The records:
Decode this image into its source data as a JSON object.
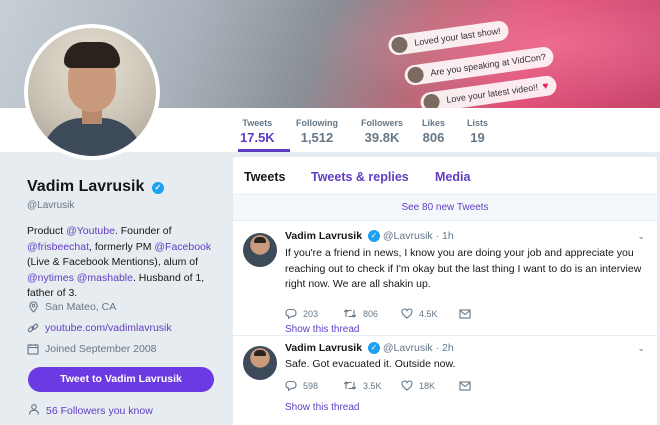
{
  "banner": {
    "bubbles": [
      {
        "text": "Loved your last show!",
        "heart": false
      },
      {
        "text": "Are you speaking at VidCon?",
        "heart": false
      },
      {
        "text": "Love your latest video!!",
        "heart": true
      }
    ]
  },
  "profile": {
    "name": "Vadim Lavrusik",
    "handle": "@Lavrusik",
    "bio": {
      "p1": "Product ",
      "l1": "@Youtube",
      "p2": ". Founder of ",
      "l2": "@frisbeechat",
      "p3": ", formerly PM ",
      "l3": "@Facebook",
      "p4": " (Live & Facebook Mentions), alum of ",
      "l4": "@nytimes",
      "p5": " ",
      "l5": "@mashable",
      "p6": ". Husband of 1, father of 3."
    },
    "location": "San Mateo, CA",
    "website": "youtube.com/vadimlavrusik",
    "joined": "Joined September 2008",
    "tweet_to_label": "Tweet to Vadim Lavrusik",
    "followers_you_know": "56 Followers you know"
  },
  "stats": [
    {
      "label": "Tweets",
      "value": "17.5K",
      "active": true
    },
    {
      "label": "Following",
      "value": "1,512",
      "active": false
    },
    {
      "label": "Followers",
      "value": "39.8K",
      "active": false
    },
    {
      "label": "Likes",
      "value": "806",
      "active": false
    },
    {
      "label": "Lists",
      "value": "19",
      "active": false
    }
  ],
  "timeline": {
    "tabs": [
      {
        "label": "Tweets",
        "active": true
      },
      {
        "label": "Tweets & replies",
        "active": false
      },
      {
        "label": "Media",
        "active": false
      }
    ],
    "new_tweets": "See 80 new Tweets",
    "tweets": [
      {
        "name": "Vadim Lavrusik",
        "handle": "@Lavrusik",
        "time": "· 1h",
        "text": "If you're a friend in news, I know you are doing your job and appreciate you reaching out to check if I'm okay but the last thing I want to do is an interview right now. We are all shakin up.",
        "replies": "203",
        "retweets": "806",
        "likes": "4.5K",
        "show_thread": "Show this thread"
      },
      {
        "name": "Vadim Lavrusik",
        "handle": "@Lavrusik",
        "time": "· 2h",
        "text": "Safe. Got evacuated it. Outside now.",
        "replies": "598",
        "retweets": "3.5K",
        "likes": "18K",
        "show_thread": "Show this thread"
      }
    ]
  },
  "colors": {
    "accent": "#5f3dc4",
    "button": "#6c3ae2",
    "verified": "#1da1f2",
    "muted": "#657786",
    "column_bg": "#e6ecf0"
  }
}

Exercise: Pick out the lines containing the string "Followers".

Output:
    "followers_you_know": "56 Followers you know"
      "label": "Followers",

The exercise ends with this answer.